Giving New Life to an Old, Tired Unique


I am not sure who the maker of this pipe original was. It has some rustication patterns that remind me of Dr. Grabow. It has a metal screw mount mortise. The flat base that extends from the bottom of the bowl backward toward the stem also has similarities to a Grabow shape. But this one is only stamped Imported Briar on the bottom of the shank. When I received it the bowl was in rough shape. The finish was gone. The stem was gone, the rim was a beaten and worn down mess. I think originally the rim was probably straight across but it was worn and beaten to the point that it was now angled. If indeed it was originally angled then the rim was badly beaten. Either way it was rough. The cake in the bowl was quite thick. The internals of the shank and airway were quite clean – that was a surprise. The briar was solid and relatively thick and sound.
IMG_5281

IMG_5282

IMG_5283

IMG_5284

As I looked at it and studied it there was something about it that drew me to the shape. The wear and tear still did not hide the fact that there was some life still left in this old pipe. I went through my can of stems and found an old screw mount stem. The stinger apparatus on it was slightly different than the old Grabows that I had seen but it would work. The draw on the stem was very constricted anyway so I figured I would end up cutting the stinger off and drilling out the metal tenon. The stem has lots of tooth marks and chatter but was solid. It was a nylon stem and not vulcanite so it was a little trickier to work with. The diameter was also slightly off and the stem was overturned once it was on the shank.
IMG_5285

IMG_5286

IMG_5287

IMG_5288

I heated the metal tenon with a heat gun until the glue softened and then turned it in the shank until it lined up. This type of tenon is actually very easy to realign.
IMG_5290

IMG_5291

IMG_5292

Once the stem was aligned I reamed the bowl with a PipNet reamer and heads taking the bowl back to bare wood. I wanted to see what the shape of the bowl under the cake was like to assess whether I wanted to continue to put time into the pipe. The interior bowl was actually in excellent shape under the cake. This pipe must have been a good smoker – someone’s favourite pipe.
IMG_5300

IMG_5301

I set up a topping board and sanded the rim at the angle of the bowl to even out the top and to minimize the damage. The back edge was very ragged from tapping the pipe out, or using it as a hammer! It took some time to get the top flat and the angle correct from the back of the bowl to the front edge.
IMG_5302

IMG_5303

I wiped the bowl down with acetone on cotton pads to clean up the grime in the grooves of the rustication and to even out the remaining stain coat. There was also some varnish left on the shank that I wanted to remove.
IMG_5304

IMG_5305

IMG_5306

Once the finish was gone I experimented with a metal band. The shank was not cracked or broken. It was solid but I wanted to see what the shiny silver would look like against the rugged rustication. I also wanted to minimize the slight difference in the diameter of the shank and the stem. I decided I liked the look of the band so I heated it with the heat gun and pressed it into place on the shank. I liked the finished look of the nickel band. I feel it gives a bit of bling to a rough looking pipe.

* **GIVEN EXERCISE A**
According to the pipe restoration write-up, what is stamped on the bottom of the shank?
* **GIVEN EXERCISE B**
Please reproduce word for word the part of the pipe restoration write-up that opens with the words containing "I heated the" and closes with "the front edge.".
* **GIVEN EXERCISE C**
List the problems the pipe restoration write-up reports with the replacement stem that was found in the can of stems.

* **Layout coordinates**
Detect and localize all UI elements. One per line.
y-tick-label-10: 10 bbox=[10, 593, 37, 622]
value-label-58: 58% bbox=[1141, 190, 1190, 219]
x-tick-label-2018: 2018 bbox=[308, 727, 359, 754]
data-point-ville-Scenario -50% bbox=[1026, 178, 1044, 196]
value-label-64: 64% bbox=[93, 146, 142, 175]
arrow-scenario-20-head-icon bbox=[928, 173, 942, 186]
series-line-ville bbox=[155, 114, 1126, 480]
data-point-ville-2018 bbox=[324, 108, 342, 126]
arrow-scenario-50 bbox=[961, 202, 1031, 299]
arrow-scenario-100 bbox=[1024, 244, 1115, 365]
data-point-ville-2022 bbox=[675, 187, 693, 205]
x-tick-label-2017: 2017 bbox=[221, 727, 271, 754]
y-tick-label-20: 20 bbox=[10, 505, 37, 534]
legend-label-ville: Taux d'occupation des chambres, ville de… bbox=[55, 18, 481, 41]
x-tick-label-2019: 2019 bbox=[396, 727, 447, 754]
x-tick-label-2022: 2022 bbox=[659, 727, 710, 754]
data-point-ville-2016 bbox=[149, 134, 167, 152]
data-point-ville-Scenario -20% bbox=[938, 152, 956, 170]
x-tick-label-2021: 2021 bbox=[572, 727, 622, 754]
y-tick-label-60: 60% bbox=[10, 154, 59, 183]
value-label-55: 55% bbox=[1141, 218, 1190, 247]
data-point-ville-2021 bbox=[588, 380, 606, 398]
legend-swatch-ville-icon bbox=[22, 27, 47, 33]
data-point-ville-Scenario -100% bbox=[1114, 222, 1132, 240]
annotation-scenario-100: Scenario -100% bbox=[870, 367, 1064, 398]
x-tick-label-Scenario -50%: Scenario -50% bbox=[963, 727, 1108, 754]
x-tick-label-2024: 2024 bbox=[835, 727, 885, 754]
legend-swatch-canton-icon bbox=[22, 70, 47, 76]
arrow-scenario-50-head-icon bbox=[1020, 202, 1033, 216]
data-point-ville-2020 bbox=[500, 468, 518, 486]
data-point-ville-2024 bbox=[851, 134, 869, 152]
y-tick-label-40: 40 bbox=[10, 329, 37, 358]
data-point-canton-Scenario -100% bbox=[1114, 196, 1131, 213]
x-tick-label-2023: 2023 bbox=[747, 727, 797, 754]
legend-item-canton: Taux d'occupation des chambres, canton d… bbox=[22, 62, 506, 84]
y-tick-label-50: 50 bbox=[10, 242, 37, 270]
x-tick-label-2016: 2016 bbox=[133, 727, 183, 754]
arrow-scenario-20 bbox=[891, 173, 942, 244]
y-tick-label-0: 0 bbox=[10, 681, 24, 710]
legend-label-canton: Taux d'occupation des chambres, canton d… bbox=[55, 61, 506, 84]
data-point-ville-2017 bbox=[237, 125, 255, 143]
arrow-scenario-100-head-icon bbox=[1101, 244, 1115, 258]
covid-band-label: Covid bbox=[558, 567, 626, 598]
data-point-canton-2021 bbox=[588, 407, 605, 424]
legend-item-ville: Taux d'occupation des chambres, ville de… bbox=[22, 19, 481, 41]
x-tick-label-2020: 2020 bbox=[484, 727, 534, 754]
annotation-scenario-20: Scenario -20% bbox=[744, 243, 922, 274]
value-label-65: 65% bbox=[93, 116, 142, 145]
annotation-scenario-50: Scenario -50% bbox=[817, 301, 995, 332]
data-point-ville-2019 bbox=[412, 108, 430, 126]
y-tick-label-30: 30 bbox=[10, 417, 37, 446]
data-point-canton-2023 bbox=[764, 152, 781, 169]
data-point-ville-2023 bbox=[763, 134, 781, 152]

* **RESPONSE A**
Imported Briar.

* **RESPONSE B**
I heated the metal tenon with a heat gun until the glue softened and then turned it in the shank until it lined up. This type of tenon is actually very easy to realign.
IMG_5290

IMG_5291

IMG_5292

Once the stem was aligned I reamed the bowl with a PipNet reamer and heads taking the bowl back to bare wood. I wanted to see what the shape of the bowl under the cake was like to assess whether I wanted to continue to put time into the pipe. The interior bowl was actually in excellent shape under the cake. This pipe must have been a good smoker – someone’s favourite pipe.
IMG_5300

IMG_5301

I set up a topping board and sanded the rim at the angle of the bowl to even out the top and to minimize the damage. The back edge was very ragged from tapping the pipe out, or using it as a hammer! It took some time to get the top flat and the angle correct from the back of the bowl to the front edge.

* **RESPONSE C**
- The draw was very constricted.
- It had lots of tooth marks and chatter.
- It was nylon rather than vulcanite, so it was trickier to work with.
- Its diameter was slightly off.
- It was overturned once it was on the shank.